**** EXERCISE MATERIALS ****

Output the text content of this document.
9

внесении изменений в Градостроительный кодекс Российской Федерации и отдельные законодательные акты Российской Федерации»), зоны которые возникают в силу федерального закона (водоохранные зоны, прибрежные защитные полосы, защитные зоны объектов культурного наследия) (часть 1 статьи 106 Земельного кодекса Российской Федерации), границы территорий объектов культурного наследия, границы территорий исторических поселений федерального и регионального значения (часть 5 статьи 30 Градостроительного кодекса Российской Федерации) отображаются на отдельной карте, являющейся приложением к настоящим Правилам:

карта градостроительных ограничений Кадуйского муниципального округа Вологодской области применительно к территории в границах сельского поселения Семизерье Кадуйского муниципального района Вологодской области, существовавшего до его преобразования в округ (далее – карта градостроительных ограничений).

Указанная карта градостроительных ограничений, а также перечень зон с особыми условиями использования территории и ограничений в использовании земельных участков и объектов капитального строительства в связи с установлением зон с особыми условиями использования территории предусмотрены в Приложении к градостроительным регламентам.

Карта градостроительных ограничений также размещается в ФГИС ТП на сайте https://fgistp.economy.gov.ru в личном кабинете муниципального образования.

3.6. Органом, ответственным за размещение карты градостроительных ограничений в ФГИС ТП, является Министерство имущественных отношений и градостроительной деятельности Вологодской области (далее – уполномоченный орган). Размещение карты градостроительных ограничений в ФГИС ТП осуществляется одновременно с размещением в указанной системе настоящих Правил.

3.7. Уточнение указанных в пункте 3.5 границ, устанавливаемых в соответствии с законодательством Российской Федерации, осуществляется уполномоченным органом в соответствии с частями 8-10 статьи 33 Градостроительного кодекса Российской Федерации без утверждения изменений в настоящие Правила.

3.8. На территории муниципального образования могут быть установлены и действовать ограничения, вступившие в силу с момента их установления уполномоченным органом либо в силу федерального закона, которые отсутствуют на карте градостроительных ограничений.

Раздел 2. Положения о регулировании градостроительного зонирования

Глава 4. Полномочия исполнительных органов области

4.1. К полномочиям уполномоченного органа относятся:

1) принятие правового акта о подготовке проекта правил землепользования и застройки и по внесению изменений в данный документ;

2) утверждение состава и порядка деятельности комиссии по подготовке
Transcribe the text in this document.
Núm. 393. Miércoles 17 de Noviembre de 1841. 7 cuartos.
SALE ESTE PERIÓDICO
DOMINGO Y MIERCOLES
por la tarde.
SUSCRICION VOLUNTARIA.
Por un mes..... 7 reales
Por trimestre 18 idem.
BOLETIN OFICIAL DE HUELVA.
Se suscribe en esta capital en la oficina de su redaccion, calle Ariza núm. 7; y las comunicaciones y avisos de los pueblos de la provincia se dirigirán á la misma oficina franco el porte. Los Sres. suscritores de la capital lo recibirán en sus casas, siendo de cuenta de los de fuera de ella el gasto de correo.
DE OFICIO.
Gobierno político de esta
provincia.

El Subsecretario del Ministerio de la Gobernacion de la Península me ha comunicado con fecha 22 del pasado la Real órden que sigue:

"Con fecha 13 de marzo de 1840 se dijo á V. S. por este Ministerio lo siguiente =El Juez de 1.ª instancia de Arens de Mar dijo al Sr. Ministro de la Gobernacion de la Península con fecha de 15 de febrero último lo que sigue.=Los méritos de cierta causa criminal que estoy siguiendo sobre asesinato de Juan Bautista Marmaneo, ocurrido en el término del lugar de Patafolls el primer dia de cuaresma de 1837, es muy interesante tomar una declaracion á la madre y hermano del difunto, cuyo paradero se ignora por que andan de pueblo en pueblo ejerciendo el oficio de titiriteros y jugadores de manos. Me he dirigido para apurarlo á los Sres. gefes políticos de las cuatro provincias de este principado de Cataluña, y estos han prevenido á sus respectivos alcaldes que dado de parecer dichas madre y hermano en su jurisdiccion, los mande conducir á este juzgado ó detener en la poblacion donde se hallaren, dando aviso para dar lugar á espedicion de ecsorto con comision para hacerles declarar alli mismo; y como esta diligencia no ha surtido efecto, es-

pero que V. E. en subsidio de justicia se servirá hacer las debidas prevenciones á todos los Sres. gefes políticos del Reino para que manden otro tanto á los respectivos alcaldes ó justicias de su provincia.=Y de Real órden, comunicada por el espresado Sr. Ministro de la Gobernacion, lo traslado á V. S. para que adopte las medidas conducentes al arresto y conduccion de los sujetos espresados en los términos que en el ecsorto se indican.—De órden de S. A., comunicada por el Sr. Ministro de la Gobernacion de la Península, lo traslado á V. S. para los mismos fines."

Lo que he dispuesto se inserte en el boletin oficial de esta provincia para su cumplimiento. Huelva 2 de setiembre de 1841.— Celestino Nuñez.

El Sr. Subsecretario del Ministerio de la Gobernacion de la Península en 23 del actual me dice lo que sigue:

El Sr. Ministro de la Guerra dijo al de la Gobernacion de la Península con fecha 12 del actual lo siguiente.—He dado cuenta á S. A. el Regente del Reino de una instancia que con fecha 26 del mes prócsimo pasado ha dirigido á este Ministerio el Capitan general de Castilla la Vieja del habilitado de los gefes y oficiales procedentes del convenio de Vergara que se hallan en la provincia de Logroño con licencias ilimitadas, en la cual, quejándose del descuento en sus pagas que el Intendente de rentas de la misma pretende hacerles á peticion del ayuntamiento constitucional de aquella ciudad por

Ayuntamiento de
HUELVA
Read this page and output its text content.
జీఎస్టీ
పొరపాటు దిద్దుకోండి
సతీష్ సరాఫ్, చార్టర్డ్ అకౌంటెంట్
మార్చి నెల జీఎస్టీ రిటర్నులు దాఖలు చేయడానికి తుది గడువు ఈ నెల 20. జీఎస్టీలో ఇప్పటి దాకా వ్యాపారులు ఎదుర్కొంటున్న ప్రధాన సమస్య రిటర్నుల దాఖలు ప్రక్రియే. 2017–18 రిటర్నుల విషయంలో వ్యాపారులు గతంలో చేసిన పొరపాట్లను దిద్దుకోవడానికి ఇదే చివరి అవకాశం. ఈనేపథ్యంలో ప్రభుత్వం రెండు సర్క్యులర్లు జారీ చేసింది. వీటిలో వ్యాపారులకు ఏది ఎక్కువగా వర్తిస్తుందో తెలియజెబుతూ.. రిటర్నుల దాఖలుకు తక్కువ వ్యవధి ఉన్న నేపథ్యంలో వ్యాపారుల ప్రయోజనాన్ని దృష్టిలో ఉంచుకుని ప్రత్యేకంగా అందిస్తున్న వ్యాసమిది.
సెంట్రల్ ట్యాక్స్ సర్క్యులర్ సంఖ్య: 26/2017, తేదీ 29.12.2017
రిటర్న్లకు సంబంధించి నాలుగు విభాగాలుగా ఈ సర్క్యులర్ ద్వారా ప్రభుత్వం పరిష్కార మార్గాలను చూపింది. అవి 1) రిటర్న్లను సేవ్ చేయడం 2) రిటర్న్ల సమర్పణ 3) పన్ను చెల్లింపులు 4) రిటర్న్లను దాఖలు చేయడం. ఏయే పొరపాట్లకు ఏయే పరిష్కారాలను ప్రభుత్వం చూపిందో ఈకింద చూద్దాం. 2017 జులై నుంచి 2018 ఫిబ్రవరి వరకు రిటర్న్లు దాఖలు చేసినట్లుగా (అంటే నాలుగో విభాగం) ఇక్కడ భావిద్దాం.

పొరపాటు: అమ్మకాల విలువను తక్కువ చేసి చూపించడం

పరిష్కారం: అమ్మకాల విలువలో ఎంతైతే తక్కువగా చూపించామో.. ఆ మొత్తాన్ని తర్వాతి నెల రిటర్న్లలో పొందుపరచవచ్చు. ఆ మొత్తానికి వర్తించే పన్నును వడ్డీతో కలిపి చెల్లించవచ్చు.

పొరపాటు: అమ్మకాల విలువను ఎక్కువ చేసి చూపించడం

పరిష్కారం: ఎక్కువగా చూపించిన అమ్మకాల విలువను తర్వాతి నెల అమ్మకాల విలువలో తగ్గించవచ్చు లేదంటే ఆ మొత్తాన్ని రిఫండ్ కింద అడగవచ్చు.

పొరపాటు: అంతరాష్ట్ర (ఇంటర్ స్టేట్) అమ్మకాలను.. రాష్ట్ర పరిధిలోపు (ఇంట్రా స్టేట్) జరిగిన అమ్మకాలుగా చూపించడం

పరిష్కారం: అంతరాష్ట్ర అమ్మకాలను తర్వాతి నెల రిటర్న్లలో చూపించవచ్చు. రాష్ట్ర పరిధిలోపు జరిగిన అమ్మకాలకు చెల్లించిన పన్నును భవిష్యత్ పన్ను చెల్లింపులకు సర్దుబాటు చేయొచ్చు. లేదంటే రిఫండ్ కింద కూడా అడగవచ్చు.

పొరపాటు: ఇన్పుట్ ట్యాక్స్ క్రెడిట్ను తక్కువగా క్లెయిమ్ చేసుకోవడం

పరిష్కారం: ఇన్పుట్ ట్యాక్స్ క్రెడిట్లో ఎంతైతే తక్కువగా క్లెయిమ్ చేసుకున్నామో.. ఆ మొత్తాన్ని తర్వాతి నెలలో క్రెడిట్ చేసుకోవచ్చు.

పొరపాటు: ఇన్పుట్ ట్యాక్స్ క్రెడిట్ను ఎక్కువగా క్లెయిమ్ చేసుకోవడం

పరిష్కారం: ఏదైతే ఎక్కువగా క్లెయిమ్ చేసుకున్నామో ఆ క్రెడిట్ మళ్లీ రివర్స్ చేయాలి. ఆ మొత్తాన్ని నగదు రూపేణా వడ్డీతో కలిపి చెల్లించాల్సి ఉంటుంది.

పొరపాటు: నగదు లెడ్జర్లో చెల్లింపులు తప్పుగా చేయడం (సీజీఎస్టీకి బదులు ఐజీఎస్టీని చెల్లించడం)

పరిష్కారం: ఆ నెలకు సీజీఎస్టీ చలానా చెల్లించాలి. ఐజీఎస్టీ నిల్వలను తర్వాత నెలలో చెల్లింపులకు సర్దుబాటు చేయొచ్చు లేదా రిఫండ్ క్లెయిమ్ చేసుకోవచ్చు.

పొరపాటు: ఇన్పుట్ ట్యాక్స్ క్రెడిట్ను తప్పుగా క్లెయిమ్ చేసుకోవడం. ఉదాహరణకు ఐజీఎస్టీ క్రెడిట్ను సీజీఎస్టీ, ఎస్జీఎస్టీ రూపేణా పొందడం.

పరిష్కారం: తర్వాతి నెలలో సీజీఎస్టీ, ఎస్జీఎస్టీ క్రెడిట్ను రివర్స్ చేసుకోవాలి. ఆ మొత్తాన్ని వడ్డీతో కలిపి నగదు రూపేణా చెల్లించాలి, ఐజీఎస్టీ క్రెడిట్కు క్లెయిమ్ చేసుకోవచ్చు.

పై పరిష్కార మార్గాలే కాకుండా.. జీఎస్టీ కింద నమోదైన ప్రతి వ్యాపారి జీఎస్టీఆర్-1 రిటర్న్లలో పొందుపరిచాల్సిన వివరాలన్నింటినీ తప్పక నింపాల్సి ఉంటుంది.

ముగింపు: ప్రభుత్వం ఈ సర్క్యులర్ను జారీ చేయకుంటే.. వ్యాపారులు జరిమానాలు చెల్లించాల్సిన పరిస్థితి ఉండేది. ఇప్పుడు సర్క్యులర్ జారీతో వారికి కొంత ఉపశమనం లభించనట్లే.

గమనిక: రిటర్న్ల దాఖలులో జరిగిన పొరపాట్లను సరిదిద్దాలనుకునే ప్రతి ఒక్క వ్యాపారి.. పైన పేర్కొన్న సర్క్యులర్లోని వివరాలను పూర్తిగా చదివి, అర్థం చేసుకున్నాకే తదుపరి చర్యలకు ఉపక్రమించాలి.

****

Copy out every line of the listing that includes the string "text".

### [SOLUTION FOR THIS TASK]
Output the text content of this document.
Transcribe the text in this document.
Read this page and output its text content.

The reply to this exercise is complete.